Items
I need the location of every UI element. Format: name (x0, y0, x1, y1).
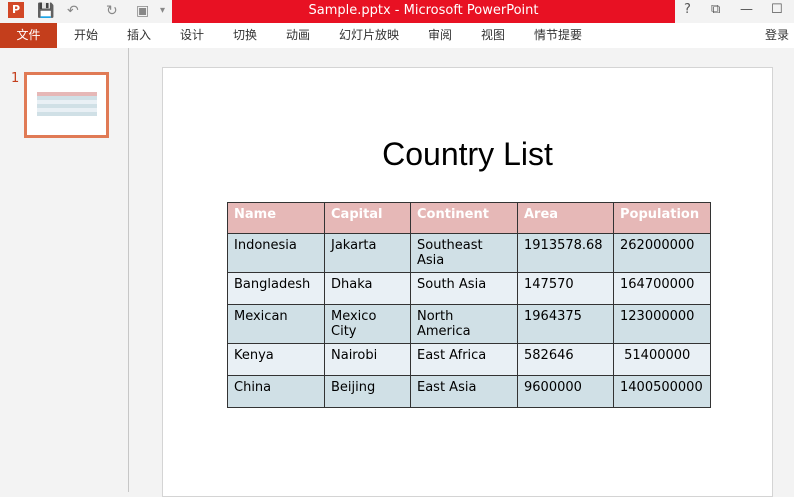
cell: 147570 (517, 272, 614, 305)
tab-design[interactable]: 设计 (180, 23, 204, 48)
ribbon-tabs: 文件 开始 插入 设计 切换 动画 幻灯片放映 审阅 视图 情节提要 登录 (0, 23, 794, 48)
maximize-button[interactable]: ☐ (771, 2, 783, 17)
sign-in-link[interactable]: 登录 (765, 23, 789, 48)
tab-home[interactable]: 开始 (74, 23, 98, 48)
save-icon[interactable]: 💾 (37, 2, 54, 20)
cell: East Africa (410, 343, 518, 376)
redo-icon[interactable]: ↻ (106, 2, 118, 20)
minimize-button[interactable]: — (740, 2, 753, 17)
cell: Nairobi (324, 343, 411, 376)
cell: Southeast Asia (410, 233, 518, 273)
header-area: Area (517, 202, 614, 234)
table-row: China Beijing East Asia 9600000 1400500000 (227, 375, 711, 408)
header-continent: Continent (410, 202, 518, 234)
tab-file[interactable]: 文件 (0, 23, 57, 48)
customize-qat-icon[interactable]: ▾ (160, 2, 165, 20)
cell: China (227, 375, 325, 408)
header-capital: Capital (324, 202, 411, 234)
cell: 123000000 (613, 304, 711, 344)
cell: Jakarta (324, 233, 411, 273)
undo-icon[interactable]: ↶ (67, 2, 79, 20)
cell: North America (410, 304, 518, 344)
tab-insert[interactable]: 插入 (127, 23, 151, 48)
country-table[interactable]: Name Capital Continent Area Population I… (227, 202, 711, 408)
header-name: Name (227, 202, 325, 234)
help-button[interactable]: ? (684, 2, 691, 17)
tab-transitions[interactable]: 切换 (233, 23, 257, 48)
header-population: Population (613, 202, 711, 234)
table-row: Bangladesh Dhaka South Asia 147570 164700000 (227, 272, 711, 305)
cell: 582646 (517, 343, 614, 376)
cell: Mexico City (324, 304, 411, 344)
powerpoint-app-icon[interactable]: P (8, 2, 24, 18)
tab-view[interactable]: 视图 (481, 23, 505, 48)
tab-animations[interactable]: 动画 (286, 23, 310, 48)
cell: 262000000 (613, 233, 711, 273)
present-from-start-icon[interactable]: ▣ (136, 2, 149, 20)
cell: Bangladesh (227, 272, 325, 305)
slide-number: 1 (11, 71, 20, 86)
cell: 51400000 (613, 343, 711, 376)
cell: 164700000 (613, 272, 711, 305)
table-row: Kenya Nairobi East Africa 582646 51400000 (227, 343, 711, 376)
cell: East Asia (410, 375, 518, 408)
tab-review[interactable]: 审阅 (428, 23, 452, 48)
tab-storyboard[interactable]: 情节提要 (534, 23, 582, 48)
cell: 1913578.68 (517, 233, 614, 273)
table-row: Indonesia Jakarta Southeast Asia 1913578.68… (227, 233, 711, 273)
slide-title: Country List (382, 136, 553, 172)
cell: Beijing (324, 375, 411, 408)
slide-canvas[interactable]: Country List Name Capital Continent Area… (162, 67, 773, 497)
title-bar: P 💾 ↶ ↻ ▣ ▾ Sample.pptx - Microsoft Powe… (0, 0, 794, 23)
cell: Dhaka (324, 272, 411, 305)
ribbon-display-button[interactable]: ⧉ (711, 2, 720, 17)
slide-thumbnail[interactable] (24, 72, 109, 138)
tab-slideshow[interactable]: 幻灯片放映 (339, 23, 399, 48)
window-title: Sample.pptx - Microsoft PowerPoint (172, 0, 675, 23)
cell: 1400500000 (613, 375, 711, 408)
cell: Kenya (227, 343, 325, 376)
cell: 1964375 (517, 304, 614, 344)
table-row: Mexican Mexico City North America 1964375 12… (227, 304, 711, 344)
cell: Mexican (227, 304, 325, 344)
cell: Indonesia (227, 233, 325, 273)
cell: South Asia (410, 272, 518, 305)
cell: 9600000 (517, 375, 614, 408)
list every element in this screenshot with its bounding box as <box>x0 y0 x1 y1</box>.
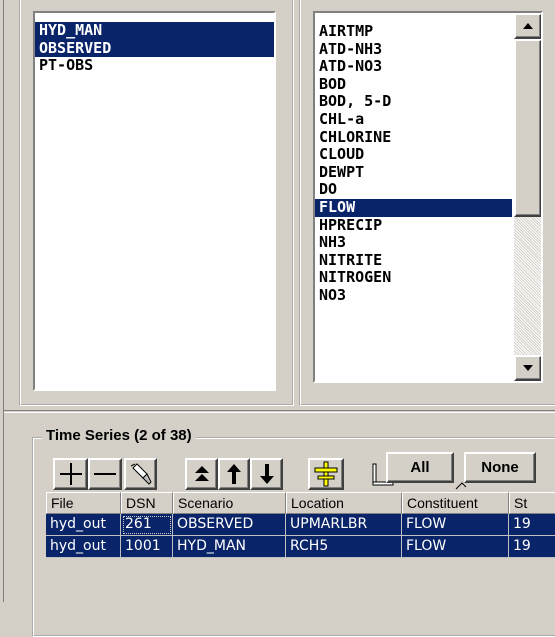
constituent-item[interactable]: NITROGEN <box>315 269 512 287</box>
column-header[interactable]: Scenario <box>173 492 286 514</box>
constituent-list[interactable]: AIRTMP ATD-NH3 ATD-NO3 BOD BOD, 5-D CHL-a CHLO… <box>313 11 543 383</box>
move-down-button[interactable] <box>250 458 283 490</box>
table-cell[interactable]: FLOW <box>402 514 509 536</box>
constituent-item[interactable]: DO <box>315 181 512 199</box>
constituent-item[interactable]: BOD <box>315 75 512 94</box>
table-cell[interactable]: hyd_out <box>46 536 121 558</box>
scenario-item[interactable]: HYD_MAN <box>35 21 274 40</box>
constituent-item[interactable]: CLOUD <box>315 146 512 164</box>
remove-icon <box>94 473 116 475</box>
scenario-item[interactable]: PT-OBS <box>35 57 274 75</box>
select-none-label: None <box>481 459 519 476</box>
add-button[interactable] <box>53 458 88 490</box>
constituent-item[interactable]: NH3 <box>315 234 512 252</box>
move-up-button[interactable] <box>218 458 250 490</box>
select-all-label: All <box>410 459 430 476</box>
move-top-icon <box>194 466 209 481</box>
date-icon <box>314 461 338 487</box>
move-up-icon <box>227 464 241 484</box>
move-down-icon <box>259 464 274 484</box>
table-cell[interactable]: RCH5 <box>286 536 402 558</box>
date-button[interactable] <box>308 458 344 490</box>
table-cell[interactable]: UPMARLBR <box>286 514 402 536</box>
left-edge-divider <box>0 0 4 602</box>
move-top-button[interactable] <box>185 458 218 490</box>
constituent-item[interactable]: NO3 <box>315 286 512 305</box>
constituent-item[interactable]: FLOW <box>315 198 512 217</box>
remove-button[interactable] <box>88 458 122 490</box>
clear-icon <box>130 463 152 485</box>
scenario-item[interactable]: OBSERVED <box>35 39 274 58</box>
arrow-up-icon <box>523 23 533 29</box>
column-header[interactable]: DSN <box>121 492 173 514</box>
table-cell[interactable]: 1001 <box>121 536 173 558</box>
table-cell[interactable]: hyd_out <box>46 514 121 536</box>
table-cell[interactable]: 19 <box>509 514 555 536</box>
constituent-item[interactable]: CHLORINE <box>315 128 512 147</box>
column-header[interactable]: Location <box>286 492 402 514</box>
add-icon <box>59 463 82 485</box>
constituent-item[interactable]: DEWPT <box>315 163 512 182</box>
table-cell[interactable]: 19 <box>509 536 555 558</box>
time-series-grid[interactable]: File DSN Scenario Location Constituent St hyd… <box>46 492 555 576</box>
column-header[interactable]: St <box>509 492 555 514</box>
column-header[interactable]: File <box>46 492 121 514</box>
scenario-list[interactable]: HYD_MAN OBSERVED PT-OBS <box>33 11 276 391</box>
constituent-item[interactable]: BOD, 5-D <box>315 93 512 111</box>
table-cell[interactable]: OBSERVED <box>173 514 286 536</box>
clear-button[interactable] <box>124 458 157 490</box>
scroll-thumb[interactable] <box>514 39 541 217</box>
constituent-item[interactable]: ATD-NO3 <box>315 58 512 76</box>
constituent-item[interactable]: AIRTMP <box>315 22 512 41</box>
table-cell[interactable]: HYD_MAN <box>173 536 286 558</box>
scroll-down-button[interactable] <box>514 355 541 381</box>
scroll-up-button[interactable] <box>514 13 541 39</box>
select-none-button[interactable]: None <box>464 452 536 483</box>
constituent-item[interactable]: CHL-a <box>315 110 512 129</box>
column-header[interactable]: Constituent <box>402 492 509 514</box>
constituent-item[interactable]: HPRECIP <box>315 216 512 235</box>
constituent-item[interactable]: ATD-NH3 <box>315 40 512 59</box>
time-series-group-label: Time Series (2 of 38) <box>42 426 196 446</box>
table-cell[interactable]: 261 <box>121 514 173 536</box>
splitter[interactable] <box>4 410 555 413</box>
constituent-item[interactable]: NITRITE <box>315 251 512 270</box>
table-cell[interactable]: FLOW <box>402 536 509 558</box>
constituent-scrollbar[interactable] <box>514 13 541 381</box>
select-all-button[interactable]: All <box>386 452 454 483</box>
arrow-down-icon <box>523 365 533 371</box>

Short problem
Gather every line of the records that contains the string "OBSERVED" and copy each one out.

Solution to this task
scenario-item[interactable]: OBSERVED <box>35 39 274 58</box>
scenario-list[interactable]: HYD_MAN OBSERVED PT-OBS <box>33 11 276 391</box>
table-cell[interactable]: OBSERVED <box>173 514 286 536</box>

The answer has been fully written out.